Dataset items:
******

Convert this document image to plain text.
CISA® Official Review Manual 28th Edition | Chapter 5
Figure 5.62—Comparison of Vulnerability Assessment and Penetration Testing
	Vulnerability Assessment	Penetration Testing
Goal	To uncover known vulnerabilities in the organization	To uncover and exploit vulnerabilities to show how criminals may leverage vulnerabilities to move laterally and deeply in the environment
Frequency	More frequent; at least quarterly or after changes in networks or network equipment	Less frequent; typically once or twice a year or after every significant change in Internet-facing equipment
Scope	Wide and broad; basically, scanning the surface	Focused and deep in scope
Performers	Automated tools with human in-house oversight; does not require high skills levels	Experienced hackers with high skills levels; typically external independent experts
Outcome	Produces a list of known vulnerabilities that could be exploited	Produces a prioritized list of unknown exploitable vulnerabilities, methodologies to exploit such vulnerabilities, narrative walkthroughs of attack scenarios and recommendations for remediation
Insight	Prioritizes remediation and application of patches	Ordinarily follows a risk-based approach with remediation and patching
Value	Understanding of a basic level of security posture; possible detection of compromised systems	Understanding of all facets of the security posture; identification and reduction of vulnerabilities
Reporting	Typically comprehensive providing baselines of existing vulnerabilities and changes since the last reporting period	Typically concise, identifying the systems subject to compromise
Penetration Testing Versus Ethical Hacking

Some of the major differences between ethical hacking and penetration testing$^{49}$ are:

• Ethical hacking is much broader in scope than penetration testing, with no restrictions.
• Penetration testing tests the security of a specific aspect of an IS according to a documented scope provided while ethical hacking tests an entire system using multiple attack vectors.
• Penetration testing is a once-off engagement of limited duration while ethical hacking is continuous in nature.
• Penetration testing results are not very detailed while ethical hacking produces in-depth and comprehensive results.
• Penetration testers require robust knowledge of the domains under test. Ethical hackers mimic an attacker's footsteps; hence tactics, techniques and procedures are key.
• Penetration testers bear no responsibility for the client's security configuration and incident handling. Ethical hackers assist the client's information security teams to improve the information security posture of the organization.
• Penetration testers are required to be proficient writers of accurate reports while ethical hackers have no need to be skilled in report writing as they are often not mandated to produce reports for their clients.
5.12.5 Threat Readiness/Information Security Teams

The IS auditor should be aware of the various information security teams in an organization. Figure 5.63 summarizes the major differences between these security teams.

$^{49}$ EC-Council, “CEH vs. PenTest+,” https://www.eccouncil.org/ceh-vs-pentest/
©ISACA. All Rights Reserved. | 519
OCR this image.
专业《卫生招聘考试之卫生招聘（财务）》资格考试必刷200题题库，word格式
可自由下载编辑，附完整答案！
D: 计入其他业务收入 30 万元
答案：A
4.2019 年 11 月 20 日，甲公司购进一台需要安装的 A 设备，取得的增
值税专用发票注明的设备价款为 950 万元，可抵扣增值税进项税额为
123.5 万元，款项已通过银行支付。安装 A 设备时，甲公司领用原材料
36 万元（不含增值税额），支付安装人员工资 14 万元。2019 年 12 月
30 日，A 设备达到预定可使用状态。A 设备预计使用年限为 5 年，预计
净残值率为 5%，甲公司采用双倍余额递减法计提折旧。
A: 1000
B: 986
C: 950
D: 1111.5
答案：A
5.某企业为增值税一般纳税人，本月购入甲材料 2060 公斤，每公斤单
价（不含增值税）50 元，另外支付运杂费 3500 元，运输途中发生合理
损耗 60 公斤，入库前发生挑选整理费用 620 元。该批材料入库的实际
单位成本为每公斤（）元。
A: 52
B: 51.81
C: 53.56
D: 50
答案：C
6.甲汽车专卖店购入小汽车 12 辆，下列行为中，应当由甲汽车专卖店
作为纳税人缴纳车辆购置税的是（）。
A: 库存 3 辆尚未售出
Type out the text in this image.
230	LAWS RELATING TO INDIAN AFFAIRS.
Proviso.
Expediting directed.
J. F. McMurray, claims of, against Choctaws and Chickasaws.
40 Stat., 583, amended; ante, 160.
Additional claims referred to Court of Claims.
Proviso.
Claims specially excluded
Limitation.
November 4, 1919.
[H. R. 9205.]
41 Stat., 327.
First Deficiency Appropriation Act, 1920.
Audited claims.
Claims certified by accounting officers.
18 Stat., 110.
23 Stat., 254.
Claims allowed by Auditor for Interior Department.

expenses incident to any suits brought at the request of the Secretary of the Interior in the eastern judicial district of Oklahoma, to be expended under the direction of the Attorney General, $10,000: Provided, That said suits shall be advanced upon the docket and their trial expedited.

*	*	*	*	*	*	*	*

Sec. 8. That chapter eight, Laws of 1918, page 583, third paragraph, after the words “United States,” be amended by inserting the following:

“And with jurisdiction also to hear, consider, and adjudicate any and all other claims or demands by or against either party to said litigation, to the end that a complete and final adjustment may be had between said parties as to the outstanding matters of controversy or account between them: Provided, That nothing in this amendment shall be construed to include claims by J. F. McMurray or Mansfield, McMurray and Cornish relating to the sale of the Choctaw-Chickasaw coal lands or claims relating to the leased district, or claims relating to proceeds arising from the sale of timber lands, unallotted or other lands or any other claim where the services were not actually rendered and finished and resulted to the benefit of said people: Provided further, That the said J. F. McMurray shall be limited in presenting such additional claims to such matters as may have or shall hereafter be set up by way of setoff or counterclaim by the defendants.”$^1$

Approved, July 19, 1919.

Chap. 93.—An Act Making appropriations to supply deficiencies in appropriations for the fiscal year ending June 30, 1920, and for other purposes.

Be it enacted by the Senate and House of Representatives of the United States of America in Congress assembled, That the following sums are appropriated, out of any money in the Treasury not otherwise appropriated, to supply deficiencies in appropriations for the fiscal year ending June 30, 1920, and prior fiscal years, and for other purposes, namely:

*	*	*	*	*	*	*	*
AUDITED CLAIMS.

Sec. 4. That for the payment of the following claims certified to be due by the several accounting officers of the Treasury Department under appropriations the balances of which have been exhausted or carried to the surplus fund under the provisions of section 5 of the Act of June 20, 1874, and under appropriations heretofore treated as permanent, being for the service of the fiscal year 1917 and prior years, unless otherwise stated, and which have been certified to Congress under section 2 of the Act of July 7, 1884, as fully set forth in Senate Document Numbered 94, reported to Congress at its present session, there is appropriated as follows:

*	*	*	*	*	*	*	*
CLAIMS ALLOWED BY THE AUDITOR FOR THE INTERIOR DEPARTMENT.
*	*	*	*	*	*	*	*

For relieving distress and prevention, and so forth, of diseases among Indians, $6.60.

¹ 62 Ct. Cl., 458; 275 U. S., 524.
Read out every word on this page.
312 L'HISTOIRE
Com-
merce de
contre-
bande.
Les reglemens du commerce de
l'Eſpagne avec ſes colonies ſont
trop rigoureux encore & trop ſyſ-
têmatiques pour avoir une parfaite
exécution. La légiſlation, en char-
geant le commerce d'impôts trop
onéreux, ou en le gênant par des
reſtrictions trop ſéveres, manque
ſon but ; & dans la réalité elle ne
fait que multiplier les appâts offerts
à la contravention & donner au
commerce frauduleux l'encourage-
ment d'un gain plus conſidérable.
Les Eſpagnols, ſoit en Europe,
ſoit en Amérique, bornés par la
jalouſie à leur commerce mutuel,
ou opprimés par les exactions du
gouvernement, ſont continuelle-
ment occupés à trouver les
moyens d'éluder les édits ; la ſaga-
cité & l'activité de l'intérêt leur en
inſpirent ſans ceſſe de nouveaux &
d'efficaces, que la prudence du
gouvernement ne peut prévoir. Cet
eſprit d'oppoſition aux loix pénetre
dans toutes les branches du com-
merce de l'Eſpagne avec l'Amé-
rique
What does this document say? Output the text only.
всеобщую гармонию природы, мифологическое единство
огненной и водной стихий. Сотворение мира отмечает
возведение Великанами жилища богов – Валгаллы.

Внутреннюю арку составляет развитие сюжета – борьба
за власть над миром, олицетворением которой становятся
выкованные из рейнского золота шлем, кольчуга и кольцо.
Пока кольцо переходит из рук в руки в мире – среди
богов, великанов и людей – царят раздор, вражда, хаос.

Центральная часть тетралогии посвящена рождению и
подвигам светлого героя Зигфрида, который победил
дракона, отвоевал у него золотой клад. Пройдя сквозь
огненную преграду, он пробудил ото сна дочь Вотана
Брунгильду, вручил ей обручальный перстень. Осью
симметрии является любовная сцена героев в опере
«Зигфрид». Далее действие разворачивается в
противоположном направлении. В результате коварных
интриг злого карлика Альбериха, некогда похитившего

******

AIM: Determine how many of the lines above hold the word "purposes", and output that number by itself.

SOLUTION FOR THIS TASK: 2